**** Text provided ****

Sexual Abuse

1 in 3 girls and women are sexually assaulted in their lifetime.

1 in 6 boys and men are sexually assaulted by the age of 16.

 

Male Survivors of Sexual Abuse

Our society’s prevalent images of men claim that men are always strong, invulnerable, stoic, and in control. Despite these stereotypes, men of all ages, sizes, strengths, looks, personalities and sexual orientations are victims of sexual assault.  As a result, male survivors frequently experience emotions such as:

  • anger

  • anxiety

  • confusion over sexual intimacy

  • loneliness

  • pain

  • shame

It is not unusual for sexual abuse to leave a male survivor questioning his masculinity. This, among other reasons, is why men are less likely to report a sexual assault. The fact that men are more frequently assaulted by other men may cause a survivor to question his sexual orientation. These reactions are common because our society perpetuates the myth that sexual assault is about sexual attraction not domination and power. And, regardless of gender, the assault is never the survivor’s fault.

**** Available data ****

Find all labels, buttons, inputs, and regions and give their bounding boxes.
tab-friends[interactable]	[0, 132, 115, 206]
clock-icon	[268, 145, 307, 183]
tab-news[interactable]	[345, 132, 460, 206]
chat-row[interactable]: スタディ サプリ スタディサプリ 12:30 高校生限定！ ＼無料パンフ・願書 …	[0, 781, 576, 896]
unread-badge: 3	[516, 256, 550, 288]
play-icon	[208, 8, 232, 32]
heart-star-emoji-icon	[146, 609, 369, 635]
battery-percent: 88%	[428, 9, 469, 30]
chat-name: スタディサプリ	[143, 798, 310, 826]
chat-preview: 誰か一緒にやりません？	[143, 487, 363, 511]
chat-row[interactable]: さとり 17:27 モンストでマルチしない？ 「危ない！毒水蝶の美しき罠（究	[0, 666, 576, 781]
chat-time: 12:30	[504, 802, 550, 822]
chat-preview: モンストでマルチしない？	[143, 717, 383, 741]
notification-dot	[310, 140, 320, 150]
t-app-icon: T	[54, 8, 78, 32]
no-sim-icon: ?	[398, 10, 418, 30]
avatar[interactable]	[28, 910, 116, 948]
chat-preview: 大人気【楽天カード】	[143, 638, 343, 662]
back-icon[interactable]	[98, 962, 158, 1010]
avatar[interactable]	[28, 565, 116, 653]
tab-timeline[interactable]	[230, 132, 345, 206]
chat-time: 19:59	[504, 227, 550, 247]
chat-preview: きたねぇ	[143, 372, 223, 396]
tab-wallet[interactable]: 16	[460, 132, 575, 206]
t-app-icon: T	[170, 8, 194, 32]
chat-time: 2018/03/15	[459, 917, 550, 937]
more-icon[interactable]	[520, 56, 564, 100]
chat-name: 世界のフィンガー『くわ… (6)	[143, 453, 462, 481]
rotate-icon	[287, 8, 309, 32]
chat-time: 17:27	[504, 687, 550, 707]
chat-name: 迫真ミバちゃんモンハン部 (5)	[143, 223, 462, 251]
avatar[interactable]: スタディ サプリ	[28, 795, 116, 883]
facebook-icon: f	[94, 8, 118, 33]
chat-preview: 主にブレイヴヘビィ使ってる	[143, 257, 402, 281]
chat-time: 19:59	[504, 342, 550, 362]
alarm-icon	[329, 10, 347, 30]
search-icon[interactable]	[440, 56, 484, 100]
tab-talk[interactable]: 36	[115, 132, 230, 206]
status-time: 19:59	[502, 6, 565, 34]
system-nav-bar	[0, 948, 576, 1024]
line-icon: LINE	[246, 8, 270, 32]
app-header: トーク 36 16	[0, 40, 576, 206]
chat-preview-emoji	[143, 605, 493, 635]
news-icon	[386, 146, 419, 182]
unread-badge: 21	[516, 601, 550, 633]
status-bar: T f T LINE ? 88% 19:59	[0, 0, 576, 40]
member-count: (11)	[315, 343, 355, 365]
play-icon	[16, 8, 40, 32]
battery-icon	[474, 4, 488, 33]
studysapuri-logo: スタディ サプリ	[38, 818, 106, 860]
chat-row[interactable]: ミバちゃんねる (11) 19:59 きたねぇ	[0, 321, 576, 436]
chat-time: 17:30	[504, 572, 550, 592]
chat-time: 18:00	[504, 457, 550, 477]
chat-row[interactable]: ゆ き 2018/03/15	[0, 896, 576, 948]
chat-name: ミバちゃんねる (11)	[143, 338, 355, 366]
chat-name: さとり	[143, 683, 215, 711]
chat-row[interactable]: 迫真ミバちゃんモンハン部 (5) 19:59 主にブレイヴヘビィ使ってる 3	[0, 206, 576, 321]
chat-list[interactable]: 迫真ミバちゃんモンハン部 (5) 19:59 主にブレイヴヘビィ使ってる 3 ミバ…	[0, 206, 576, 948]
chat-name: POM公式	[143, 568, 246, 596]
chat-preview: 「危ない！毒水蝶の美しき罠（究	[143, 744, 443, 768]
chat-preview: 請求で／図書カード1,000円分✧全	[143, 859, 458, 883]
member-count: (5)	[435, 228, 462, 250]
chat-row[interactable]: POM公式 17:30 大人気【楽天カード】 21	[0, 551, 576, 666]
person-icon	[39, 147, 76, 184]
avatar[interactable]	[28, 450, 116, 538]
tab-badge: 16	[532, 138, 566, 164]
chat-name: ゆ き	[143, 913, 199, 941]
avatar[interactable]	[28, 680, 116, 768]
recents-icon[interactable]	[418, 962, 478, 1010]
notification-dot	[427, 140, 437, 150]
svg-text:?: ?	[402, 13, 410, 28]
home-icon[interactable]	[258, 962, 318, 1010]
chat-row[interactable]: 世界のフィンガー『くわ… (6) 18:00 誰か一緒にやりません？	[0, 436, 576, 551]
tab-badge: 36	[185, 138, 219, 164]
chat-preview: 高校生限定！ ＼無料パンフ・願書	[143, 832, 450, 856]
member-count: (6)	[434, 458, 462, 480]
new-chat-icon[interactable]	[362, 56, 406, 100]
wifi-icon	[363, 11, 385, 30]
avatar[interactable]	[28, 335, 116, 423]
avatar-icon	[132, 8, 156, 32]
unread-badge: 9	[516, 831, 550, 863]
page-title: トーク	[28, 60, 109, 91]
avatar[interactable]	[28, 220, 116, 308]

****

» **Activities**:
(1) From the text on sexual abuse, output the passage starting with "It is not unusual" and going on through "the survivor’s fault.", copied word for word.
(2) List every emotion that the text on sexual abuse says male survivors frequently experience.
(3) For each statement, say whether it agrees with the text on sexual abuse. Give yes or no, and quote the words of the text that decide it.
(a) One in six boys and men are sexually assaulted by the age of 16.
(b) Men are more likely than women to report a sexual assault.
(c) Men are more frequently assaulted by women than by other men.

» **Answers for each item**:
(1)
It is not unusual for sexual abuse to leave a male survivor questioning his masculinity. This, among other reasons, is why men are less likely to report a sexual assault. The fact that men are more frequently assaulted by other men may cause a survivor to question his sexual orientation. These reactions are common because our society perpetuates the myth that sexual assault is about sexual attraction not domination and power. And, regardless of gender, the assault is never the survivor’s fault.

(2)
- anger
- anxiety
- confusion over sexual intimacy
- loneliness
- pain
- shame

(3)
(a) Yes: "1 in 6 boys and men are sexually assaulted by the age of 16."
(b) No: "men are less likely to report a sexual assault."
(c) No: "men are more frequently assaulted by other men"